** begin **
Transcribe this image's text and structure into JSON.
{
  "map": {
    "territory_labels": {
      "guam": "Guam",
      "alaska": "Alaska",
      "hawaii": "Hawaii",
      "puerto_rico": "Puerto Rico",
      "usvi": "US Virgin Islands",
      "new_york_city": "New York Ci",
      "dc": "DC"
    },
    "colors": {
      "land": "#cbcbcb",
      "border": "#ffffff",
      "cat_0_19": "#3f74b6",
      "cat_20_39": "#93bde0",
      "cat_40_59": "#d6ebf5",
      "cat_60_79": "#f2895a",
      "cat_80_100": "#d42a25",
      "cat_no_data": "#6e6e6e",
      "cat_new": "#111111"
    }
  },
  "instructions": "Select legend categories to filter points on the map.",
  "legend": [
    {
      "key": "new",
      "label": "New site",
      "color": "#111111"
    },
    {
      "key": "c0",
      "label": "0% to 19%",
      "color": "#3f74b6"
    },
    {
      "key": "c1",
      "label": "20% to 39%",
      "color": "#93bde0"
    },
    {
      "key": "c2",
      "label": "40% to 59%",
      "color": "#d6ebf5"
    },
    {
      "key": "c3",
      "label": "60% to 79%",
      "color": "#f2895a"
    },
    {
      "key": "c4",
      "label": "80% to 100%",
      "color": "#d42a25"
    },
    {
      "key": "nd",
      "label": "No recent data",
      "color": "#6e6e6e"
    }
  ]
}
** end **
▶ Job
Collect the lines of the data that carry the word "legend".

▶ Exercise result
  "instructions": "Select legend categories to filter points on the map.",
  "legend": [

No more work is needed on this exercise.